The job fails (blocking merge) only when the candidate **regresses**.

## CLI

| Command | What it does |
| ------- | ------------ |
| `skillci run` | Baseline-vs-candidate evaluation (or `--demo` for the offline run). |
| `skillci validate ` | Discover & validate config artifacts for an agent in a directory. |
| `skillci tasks` | List available task definitions. |

Key `run` flags: `--agent `, `--baseline `,
`--candidate `, `--tasks `, `--demo`, `--open-pr`, `--no-color`.

## Supported agents

| Agent | Artifacts | Headless invocation |
| ----- | --------- | ------------------- |
| **Claude Code** | skills, hooks, slash commands, `CLAUDE.md`, `.claude/settings.json` | `claude -p "" --output-format json` *(subscription or API key)* |
| **Cursor** | `.cursor/rules/*.mdc`, `.cursorrules` | `cursor-agent` CLI *(best-effort)* |
| **Codex** | `AGENTS.md` / codex config | `codex exec` *(needs `OPENAI_API_KEY`)* |

Real adapters activate only when their CLI/auth is present and **degrade
gracefully** otherwise; everything falls back to the deterministic mock.

## Architecture

Self-contained modules, each in its own directory with colocated tests, all
compiling against the shared contracts in
[`src/core/contracts.ts`](src/core/contracts.ts).

| Module | Responsibility |
| ------ | -------------- |
| `core` | Canonical type contracts + zod schemas for the whole domain. |
| `artifacts` | Discover & normalize agent config into `Artifact` / `ConfigSet`. |
| `sandbox` | Create isolated fixture workdirs, run commands, compute file diffs. |
| `agents` | Agent adapters (Claude / Cursor / Codex + deterministic mock). |
| `tasks` | Load & validate task suites and fixtures. |
| `scoring` | Objective checks, LLM judge (SDK **or** `claude -p`), cost telemetry. |
| `compare` | Aggregate scores, compute deltas, emit the verdict; `shouldPromote()`. |
| `report` | Render JSON / markdown / colorized terminal reports. |
| `pr` | Open a GitHub PR (via `gh`) — dry-run by default, gated on verdict. |
| `cli` / `orchestrator` | Wire it together; the `skillci` commands. |

## The regression gate (fail-closed)

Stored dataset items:

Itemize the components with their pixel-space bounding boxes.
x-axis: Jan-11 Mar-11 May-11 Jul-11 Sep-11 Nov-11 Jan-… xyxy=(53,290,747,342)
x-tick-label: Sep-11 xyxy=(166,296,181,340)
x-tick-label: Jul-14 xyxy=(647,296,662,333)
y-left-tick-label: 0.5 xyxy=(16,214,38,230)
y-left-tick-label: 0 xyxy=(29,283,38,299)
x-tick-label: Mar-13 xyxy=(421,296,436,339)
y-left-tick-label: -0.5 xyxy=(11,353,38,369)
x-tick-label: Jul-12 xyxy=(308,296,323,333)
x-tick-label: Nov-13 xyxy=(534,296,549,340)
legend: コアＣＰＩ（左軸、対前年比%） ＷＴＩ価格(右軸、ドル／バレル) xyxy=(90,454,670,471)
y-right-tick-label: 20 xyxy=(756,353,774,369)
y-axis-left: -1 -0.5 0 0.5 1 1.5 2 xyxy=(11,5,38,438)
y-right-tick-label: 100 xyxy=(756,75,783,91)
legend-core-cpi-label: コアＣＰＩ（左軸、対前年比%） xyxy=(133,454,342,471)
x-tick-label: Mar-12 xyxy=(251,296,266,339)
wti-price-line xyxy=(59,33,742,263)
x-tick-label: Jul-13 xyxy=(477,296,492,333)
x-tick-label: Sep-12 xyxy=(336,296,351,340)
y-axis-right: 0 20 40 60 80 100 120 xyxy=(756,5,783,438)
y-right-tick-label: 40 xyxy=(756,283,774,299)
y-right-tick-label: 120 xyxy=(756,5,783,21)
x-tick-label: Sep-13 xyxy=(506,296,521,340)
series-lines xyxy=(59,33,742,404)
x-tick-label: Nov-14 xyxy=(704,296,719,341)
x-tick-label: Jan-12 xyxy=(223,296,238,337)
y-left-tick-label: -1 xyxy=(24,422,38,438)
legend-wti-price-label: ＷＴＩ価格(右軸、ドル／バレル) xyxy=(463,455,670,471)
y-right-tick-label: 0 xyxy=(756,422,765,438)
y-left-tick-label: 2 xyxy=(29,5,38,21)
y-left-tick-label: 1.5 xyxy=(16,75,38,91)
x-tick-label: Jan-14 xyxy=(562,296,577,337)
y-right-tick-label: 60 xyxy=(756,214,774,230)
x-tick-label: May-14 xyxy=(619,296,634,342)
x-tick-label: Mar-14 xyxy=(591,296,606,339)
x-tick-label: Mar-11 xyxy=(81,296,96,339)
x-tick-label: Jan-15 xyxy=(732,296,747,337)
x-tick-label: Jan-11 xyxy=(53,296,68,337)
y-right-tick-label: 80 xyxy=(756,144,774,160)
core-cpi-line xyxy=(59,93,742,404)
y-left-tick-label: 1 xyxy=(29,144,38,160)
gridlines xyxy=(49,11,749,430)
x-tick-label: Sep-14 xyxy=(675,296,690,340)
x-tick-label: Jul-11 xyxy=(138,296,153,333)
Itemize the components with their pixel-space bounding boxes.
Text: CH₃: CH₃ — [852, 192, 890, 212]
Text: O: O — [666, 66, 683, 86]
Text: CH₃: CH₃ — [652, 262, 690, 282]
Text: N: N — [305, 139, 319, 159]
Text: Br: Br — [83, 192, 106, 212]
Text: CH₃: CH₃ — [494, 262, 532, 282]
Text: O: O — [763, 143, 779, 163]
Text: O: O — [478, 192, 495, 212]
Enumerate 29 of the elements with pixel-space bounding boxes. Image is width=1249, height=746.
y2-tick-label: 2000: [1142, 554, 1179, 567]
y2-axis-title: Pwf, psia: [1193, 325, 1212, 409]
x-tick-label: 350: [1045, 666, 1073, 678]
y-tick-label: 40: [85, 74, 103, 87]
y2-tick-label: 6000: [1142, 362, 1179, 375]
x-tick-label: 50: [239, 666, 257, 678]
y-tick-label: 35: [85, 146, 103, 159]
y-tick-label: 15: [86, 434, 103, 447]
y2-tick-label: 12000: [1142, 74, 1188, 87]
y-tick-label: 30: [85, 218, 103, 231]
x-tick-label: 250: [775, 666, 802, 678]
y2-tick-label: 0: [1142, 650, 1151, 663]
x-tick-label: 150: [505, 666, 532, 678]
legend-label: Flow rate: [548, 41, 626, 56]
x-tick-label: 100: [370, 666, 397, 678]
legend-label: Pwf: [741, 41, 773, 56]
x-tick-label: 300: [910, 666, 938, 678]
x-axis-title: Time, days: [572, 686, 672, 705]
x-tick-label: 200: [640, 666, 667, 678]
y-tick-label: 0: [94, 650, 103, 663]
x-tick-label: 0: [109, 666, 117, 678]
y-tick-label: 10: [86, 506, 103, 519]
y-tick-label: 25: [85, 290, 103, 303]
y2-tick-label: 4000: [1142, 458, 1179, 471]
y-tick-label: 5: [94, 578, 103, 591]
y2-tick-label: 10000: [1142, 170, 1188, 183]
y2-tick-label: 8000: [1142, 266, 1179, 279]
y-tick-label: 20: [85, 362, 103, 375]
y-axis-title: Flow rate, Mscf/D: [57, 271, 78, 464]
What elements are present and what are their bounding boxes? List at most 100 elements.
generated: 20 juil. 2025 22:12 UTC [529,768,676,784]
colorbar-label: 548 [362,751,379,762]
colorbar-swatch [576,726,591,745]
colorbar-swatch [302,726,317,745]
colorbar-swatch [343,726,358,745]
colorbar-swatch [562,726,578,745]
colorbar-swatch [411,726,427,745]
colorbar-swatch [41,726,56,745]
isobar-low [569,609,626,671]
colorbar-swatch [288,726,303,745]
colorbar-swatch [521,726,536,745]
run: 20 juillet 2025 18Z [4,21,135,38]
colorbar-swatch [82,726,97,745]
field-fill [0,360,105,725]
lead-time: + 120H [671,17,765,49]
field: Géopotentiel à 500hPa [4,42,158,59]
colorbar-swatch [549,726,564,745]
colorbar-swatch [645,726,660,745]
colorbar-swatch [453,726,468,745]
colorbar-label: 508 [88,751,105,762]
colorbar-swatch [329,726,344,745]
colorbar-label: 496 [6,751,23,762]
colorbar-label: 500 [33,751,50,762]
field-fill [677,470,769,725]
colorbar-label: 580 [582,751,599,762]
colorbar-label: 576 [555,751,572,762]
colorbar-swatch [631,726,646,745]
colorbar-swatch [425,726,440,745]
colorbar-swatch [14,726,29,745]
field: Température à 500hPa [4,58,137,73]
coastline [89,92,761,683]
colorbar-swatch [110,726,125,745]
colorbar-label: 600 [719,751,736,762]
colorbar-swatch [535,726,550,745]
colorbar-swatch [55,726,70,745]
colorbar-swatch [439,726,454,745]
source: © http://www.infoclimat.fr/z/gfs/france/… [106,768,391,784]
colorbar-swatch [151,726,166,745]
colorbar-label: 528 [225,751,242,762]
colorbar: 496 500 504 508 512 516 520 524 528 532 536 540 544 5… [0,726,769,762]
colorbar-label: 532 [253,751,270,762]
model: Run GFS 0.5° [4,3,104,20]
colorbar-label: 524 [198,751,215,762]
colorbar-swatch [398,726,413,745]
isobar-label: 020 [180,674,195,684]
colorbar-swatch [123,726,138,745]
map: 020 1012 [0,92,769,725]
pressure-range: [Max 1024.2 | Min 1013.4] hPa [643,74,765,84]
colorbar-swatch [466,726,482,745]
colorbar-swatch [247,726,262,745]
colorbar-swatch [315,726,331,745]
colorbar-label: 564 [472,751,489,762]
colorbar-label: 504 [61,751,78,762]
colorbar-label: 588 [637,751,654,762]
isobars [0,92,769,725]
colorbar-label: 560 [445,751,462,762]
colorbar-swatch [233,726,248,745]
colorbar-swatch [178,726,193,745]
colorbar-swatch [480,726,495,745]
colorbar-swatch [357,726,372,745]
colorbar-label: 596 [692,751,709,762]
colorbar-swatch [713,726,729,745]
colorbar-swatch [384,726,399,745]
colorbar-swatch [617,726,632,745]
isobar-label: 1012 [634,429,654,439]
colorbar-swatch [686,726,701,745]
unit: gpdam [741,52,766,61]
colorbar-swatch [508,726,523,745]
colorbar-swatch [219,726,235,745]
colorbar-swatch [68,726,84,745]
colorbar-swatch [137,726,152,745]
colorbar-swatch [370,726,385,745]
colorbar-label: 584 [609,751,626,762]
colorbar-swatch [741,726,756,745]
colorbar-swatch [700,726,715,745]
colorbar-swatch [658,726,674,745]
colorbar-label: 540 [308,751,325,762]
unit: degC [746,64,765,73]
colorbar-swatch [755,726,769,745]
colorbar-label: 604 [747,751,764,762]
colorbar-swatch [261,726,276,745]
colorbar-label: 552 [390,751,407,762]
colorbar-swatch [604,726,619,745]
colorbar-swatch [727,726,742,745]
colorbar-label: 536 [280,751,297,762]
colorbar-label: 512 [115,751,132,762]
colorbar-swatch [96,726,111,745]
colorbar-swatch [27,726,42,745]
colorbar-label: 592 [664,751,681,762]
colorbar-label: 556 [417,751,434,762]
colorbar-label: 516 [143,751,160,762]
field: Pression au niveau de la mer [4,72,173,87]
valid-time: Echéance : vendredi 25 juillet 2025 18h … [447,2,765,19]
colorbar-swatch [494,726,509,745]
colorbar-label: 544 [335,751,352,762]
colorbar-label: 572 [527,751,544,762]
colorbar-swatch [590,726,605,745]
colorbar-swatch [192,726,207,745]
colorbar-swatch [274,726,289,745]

[About this task]: Transcribe the portion of the skillci text that begins with the words containing "## Supported agents" and ends with "the deterministic mock.".

[Written solution]:
## Supported agents

| Agent | Artifacts | Headless invocation |
| ----- | --------- | ------------------- |
| **Claude Code** | skills, hooks, slash commands, `CLAUDE.md`, `.claude/settings.json` | `claude -p "" --output-format json` *(subscription or API key)* |
| **Cursor** | `.cursor/rules/*.mdc`, `.cursorrules` | `cursor-agent` CLI *(best-effort)* |
| **Codex** | `AGENTS.md` / codex config | `codex exec` *(needs `OPENAI_API_KEY`)* |

Real adapters activate only when their CLI/auth is present and **degrade
gracefully** otherwise; everything falls back to the deterministic mock.